** start of Dataset extract **
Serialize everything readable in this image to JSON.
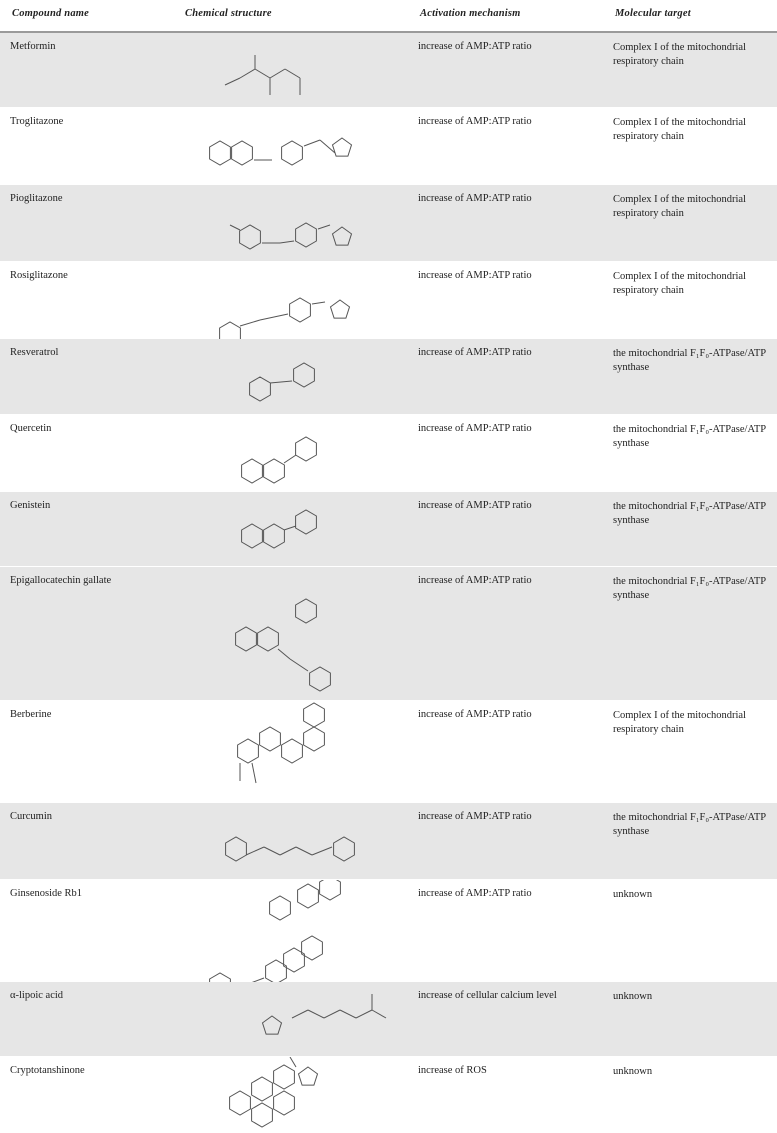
{
  "header": {
    "compound_name": "Compound  name",
    "chemical_structure": "Chemical  structure",
    "activation_mechanism": "Activation  mechanism",
    "molecular_target": "Molecular  target"
  },
  "rows": [
    {
      "name": "Metformin",
      "mechanism": "increase of AMP:ATP ratio",
      "target": "Complex  I of the mitochondrial respiratory chain"
    },
    {
      "name": "Troglitazone",
      "mechanism": "increase of AMP:ATP ratio",
      "target": "Complex  I of the mitochondrial respiratory chain"
    },
    {
      "name": "Pioglitazone",
      "mechanism": "increase of AMP:ATP ratio",
      "target": "Complex  I of the mitochondrial respiratory chain"
    },
    {
      "name": "Rosiglitazone",
      "mechanism": "increase of AMP:ATP ratio",
      "target": "Complex  I of the mitochondrial respiratory chain"
    },
    {
      "name": "Resveratrol",
      "mechanism": "increase of AMP:ATP ratio",
      "target": "the mitochondrial F₁F₀-ATPase/ATP synthase"
    },
    {
      "name": "Quercetin",
      "mechanism": "increase of AMP:ATP ratio",
      "target": "the mitochondrial F₁F₀-ATPase/ATP synthase"
    },
    {
      "name": "Genistein",
      "mechanism": "increase of AMP:ATP ratio",
      "target": "the mitochondrial F₁F₀-ATPase/ATP synthase"
    },
    {
      "name": "Epigallocatechin  gallate",
      "mechanism": "increase of AMP:ATP ratio",
      "target": "the mitochondrial F₁F₀-ATPase/ATP synthase"
    },
    {
      "name": "Berberine",
      "mechanism": "increase of AMP:ATP ratio",
      "target": "Complex  I of the mitochondrial respiratory chain"
    },
    {
      "name": "Curcumin",
      "mechanism": "increase of AMP:ATP ratio",
      "target": "the mitochondrial F₁F₀-ATPase/ATP synthase"
    },
    {
      "name": "Ginsenoside Rb1",
      "mechanism": "increase of AMP:ATP ratio",
      "target": "unknown"
    },
    {
      "name": "α-lipoic acid",
      "mechanism": "increase of cellular calcium  level",
      "target": "unknown"
    },
    {
      "name": "Cryptotanshinone",
      "mechanism": "increase of ROS",
      "target": "unknown"
    }
  ],
  "colors": {
    "row_shade": "#e6e6e6",
    "rule": "#9a9a9a",
    "text": "#222222"
  }
}
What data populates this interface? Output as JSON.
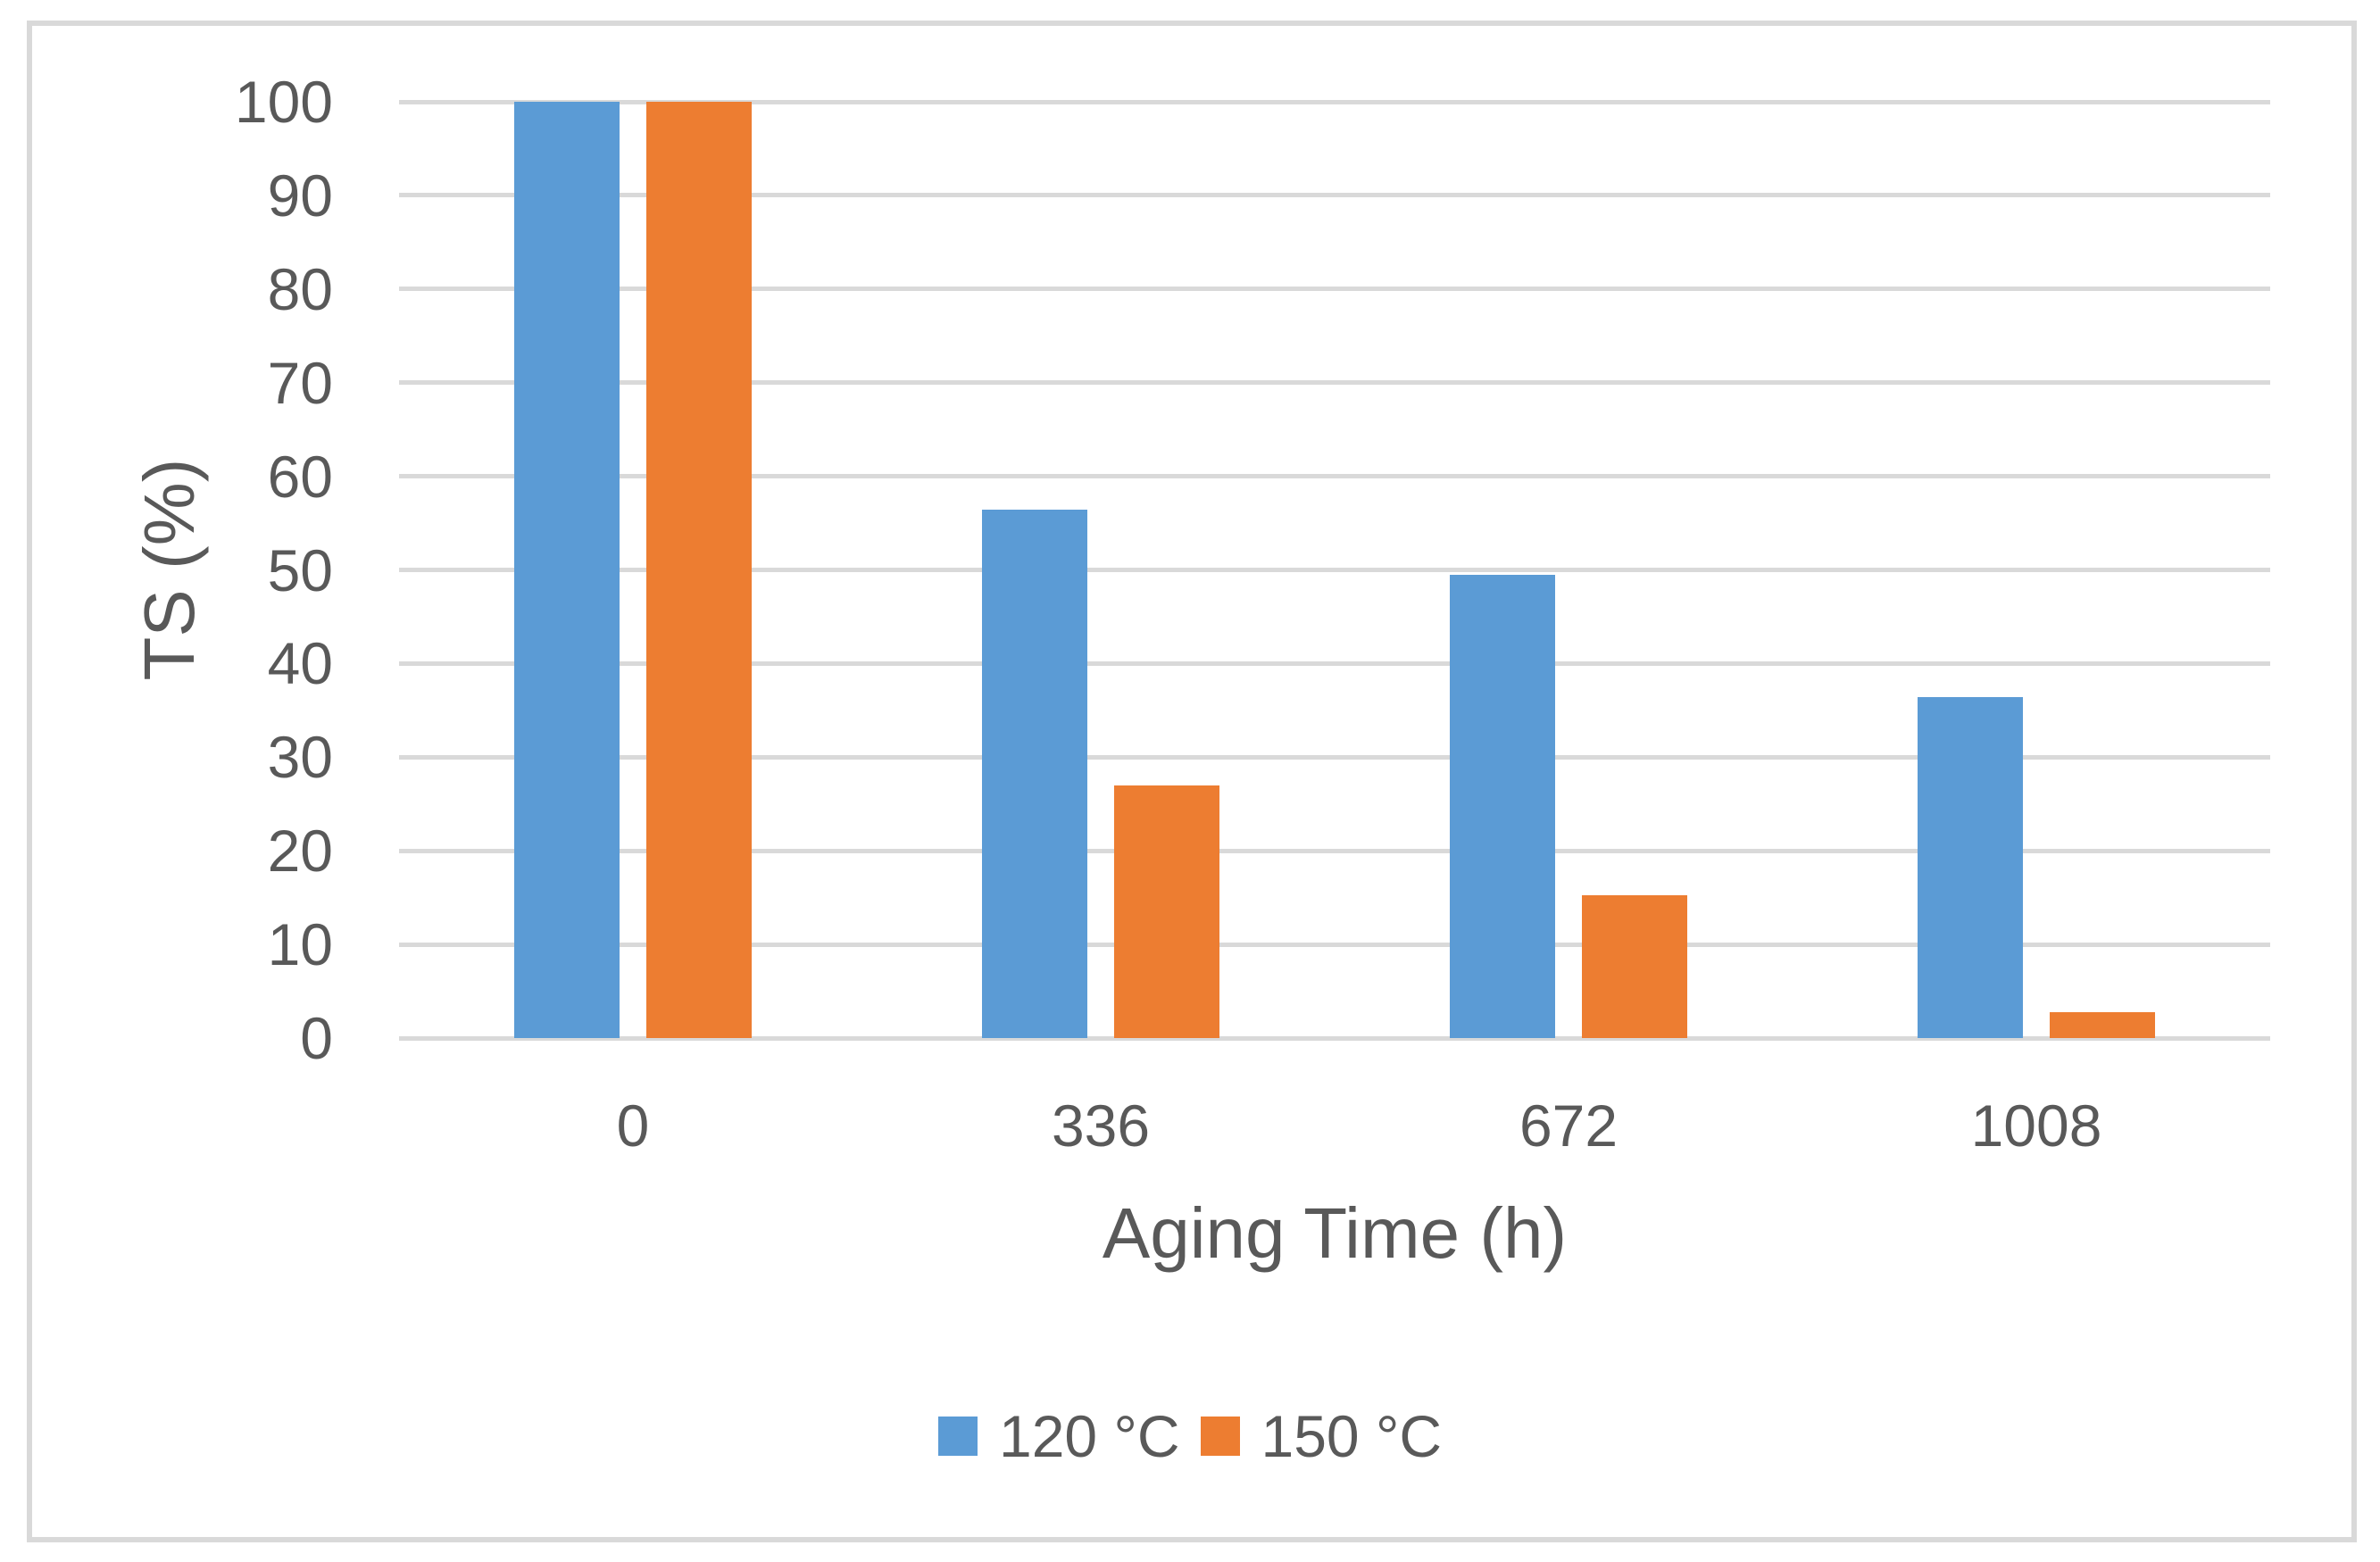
{
  "chart_data": {
    "type": "bar",
    "title": "",
    "categories": [
      "0",
      "336",
      "672",
      "1008"
    ],
    "series": [
      {
        "name": "120 °C",
        "color": "#5B9BD5",
        "values": [
          100,
          56.4,
          49.5,
          36.4
        ]
      },
      {
        "name": "150 °C",
        "color": "#ED7D31",
        "values": [
          100,
          27.0,
          15.3,
          2.8
        ]
      }
    ],
    "xlabel": "Aging Time (h)",
    "ylabel": "TS  (%)",
    "ylim": [
      0,
      100
    ],
    "ytick_step": 10,
    "yticks": [
      0,
      10,
      20,
      30,
      40,
      50,
      60,
      70,
      80,
      90,
      100
    ],
    "grid": "horizontal",
    "legend_position": "bottom",
    "colors": {
      "series_120c": "#5B9BD5",
      "series_150c": "#ED7D31",
      "gridline": "#D9D9D9",
      "frame_border": "#D9D9D9",
      "text": "#595959",
      "background": "#FFFFFF"
    }
  }
}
** end of Dataset extract **
Read the entries and show each line that mentions "this".

Serialize everything readable in this image to JSON.
What data populates this interface? Output as JSON.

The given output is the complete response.